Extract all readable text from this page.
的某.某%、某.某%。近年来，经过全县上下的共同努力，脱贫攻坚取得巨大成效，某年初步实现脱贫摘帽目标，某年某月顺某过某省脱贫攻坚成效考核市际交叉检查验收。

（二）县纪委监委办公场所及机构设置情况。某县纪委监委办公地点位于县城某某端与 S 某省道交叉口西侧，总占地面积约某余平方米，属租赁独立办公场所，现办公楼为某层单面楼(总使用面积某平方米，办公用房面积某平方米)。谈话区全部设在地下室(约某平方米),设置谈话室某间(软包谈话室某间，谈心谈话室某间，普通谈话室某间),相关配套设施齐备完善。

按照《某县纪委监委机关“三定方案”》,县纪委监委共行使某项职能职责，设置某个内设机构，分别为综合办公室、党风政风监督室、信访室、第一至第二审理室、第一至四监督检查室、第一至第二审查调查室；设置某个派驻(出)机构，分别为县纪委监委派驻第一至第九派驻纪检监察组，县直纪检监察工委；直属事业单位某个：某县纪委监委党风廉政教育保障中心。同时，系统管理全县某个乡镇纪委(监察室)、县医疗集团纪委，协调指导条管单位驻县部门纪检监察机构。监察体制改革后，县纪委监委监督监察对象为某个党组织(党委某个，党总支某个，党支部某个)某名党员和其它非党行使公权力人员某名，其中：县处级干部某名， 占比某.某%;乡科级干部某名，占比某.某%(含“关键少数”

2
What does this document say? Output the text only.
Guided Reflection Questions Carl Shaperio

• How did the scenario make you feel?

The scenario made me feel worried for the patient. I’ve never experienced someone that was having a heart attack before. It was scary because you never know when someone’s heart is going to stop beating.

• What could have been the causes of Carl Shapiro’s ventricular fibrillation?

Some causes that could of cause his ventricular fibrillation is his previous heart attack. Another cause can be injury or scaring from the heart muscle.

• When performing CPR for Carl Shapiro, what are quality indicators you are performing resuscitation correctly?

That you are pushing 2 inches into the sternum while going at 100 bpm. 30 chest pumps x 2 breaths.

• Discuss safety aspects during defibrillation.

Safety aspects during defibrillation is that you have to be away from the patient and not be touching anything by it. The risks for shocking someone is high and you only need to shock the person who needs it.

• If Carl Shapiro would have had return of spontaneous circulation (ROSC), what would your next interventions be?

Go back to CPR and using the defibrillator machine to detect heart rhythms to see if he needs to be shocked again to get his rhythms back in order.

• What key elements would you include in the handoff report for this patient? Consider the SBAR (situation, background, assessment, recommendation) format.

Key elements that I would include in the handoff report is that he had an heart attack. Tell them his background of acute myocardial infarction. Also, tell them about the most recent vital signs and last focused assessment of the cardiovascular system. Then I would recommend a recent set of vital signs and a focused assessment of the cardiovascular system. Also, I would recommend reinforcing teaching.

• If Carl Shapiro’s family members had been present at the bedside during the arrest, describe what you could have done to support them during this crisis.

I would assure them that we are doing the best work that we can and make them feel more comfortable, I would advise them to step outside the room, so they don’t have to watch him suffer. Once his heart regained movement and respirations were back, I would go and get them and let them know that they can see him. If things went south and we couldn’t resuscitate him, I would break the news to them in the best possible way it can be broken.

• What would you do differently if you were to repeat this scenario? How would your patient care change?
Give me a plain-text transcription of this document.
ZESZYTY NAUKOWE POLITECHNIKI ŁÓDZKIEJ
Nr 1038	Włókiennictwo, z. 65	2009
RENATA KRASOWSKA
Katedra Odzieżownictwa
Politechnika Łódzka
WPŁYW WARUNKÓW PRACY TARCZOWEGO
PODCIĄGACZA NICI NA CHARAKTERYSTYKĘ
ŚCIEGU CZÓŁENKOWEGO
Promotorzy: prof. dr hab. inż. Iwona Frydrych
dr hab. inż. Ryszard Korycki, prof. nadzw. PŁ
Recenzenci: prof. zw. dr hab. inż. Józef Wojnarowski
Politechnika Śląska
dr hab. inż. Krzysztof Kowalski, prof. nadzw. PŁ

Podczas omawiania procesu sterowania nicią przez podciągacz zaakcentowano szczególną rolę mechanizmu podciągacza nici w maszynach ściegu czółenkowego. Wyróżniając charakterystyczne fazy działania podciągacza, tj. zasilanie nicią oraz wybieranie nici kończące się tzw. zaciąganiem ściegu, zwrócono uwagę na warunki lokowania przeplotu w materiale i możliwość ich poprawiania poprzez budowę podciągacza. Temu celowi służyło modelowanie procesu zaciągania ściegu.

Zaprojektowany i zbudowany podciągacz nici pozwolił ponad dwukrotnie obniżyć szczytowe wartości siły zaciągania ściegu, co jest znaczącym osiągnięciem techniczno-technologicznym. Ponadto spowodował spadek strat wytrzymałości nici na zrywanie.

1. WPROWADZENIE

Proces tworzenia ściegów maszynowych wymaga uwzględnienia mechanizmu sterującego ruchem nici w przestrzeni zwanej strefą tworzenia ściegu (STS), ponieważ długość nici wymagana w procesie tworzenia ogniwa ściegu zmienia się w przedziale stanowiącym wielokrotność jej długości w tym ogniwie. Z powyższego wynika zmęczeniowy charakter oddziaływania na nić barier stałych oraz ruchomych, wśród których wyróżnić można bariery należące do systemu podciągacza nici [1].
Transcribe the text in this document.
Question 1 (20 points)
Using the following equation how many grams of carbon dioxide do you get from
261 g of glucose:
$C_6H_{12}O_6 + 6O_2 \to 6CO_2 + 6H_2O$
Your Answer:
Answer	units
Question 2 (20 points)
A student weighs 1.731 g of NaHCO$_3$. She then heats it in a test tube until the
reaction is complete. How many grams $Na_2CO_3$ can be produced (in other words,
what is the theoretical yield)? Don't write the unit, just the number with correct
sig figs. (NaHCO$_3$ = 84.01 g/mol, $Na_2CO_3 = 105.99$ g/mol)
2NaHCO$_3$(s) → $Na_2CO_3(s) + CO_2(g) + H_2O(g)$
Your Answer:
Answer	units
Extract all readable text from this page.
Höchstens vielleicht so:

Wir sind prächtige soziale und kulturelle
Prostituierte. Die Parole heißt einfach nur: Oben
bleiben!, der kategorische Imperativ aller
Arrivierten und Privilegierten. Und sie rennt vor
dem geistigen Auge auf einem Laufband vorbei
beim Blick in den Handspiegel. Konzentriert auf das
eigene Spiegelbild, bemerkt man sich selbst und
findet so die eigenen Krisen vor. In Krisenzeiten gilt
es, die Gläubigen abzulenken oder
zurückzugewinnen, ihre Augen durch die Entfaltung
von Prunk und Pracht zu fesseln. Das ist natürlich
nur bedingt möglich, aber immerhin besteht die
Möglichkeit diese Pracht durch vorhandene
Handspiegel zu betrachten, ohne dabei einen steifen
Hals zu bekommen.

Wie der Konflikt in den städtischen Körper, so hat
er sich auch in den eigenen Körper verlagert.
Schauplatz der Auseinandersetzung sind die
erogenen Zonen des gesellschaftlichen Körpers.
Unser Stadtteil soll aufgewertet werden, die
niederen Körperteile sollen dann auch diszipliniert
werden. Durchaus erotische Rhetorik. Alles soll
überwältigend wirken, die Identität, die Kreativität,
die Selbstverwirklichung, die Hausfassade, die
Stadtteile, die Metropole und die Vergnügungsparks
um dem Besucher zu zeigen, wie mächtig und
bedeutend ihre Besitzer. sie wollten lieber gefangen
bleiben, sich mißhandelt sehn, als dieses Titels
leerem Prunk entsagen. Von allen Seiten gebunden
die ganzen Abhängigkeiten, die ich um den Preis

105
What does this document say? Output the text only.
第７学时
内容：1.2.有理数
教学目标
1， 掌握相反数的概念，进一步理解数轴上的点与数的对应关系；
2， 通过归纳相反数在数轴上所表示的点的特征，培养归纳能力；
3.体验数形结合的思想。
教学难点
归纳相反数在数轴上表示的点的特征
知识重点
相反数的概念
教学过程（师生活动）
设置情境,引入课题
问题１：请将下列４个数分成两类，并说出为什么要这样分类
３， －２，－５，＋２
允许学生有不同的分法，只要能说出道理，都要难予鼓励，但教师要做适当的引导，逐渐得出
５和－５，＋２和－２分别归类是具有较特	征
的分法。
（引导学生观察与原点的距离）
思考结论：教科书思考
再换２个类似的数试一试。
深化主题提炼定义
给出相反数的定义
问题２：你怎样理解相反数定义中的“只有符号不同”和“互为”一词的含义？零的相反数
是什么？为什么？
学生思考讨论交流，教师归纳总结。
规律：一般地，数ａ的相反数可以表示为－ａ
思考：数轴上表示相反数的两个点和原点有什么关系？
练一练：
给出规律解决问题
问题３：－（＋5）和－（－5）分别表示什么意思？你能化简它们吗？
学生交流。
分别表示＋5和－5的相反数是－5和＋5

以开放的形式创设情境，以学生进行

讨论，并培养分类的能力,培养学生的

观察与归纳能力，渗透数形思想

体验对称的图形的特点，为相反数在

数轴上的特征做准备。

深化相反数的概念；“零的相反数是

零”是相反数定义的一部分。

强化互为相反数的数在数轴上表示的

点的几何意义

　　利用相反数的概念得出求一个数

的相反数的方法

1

-------------------------

### Written exercise
Of all the lines in the entries, how many contain the word "aspects"? Give only the number.

### Solved exercise
2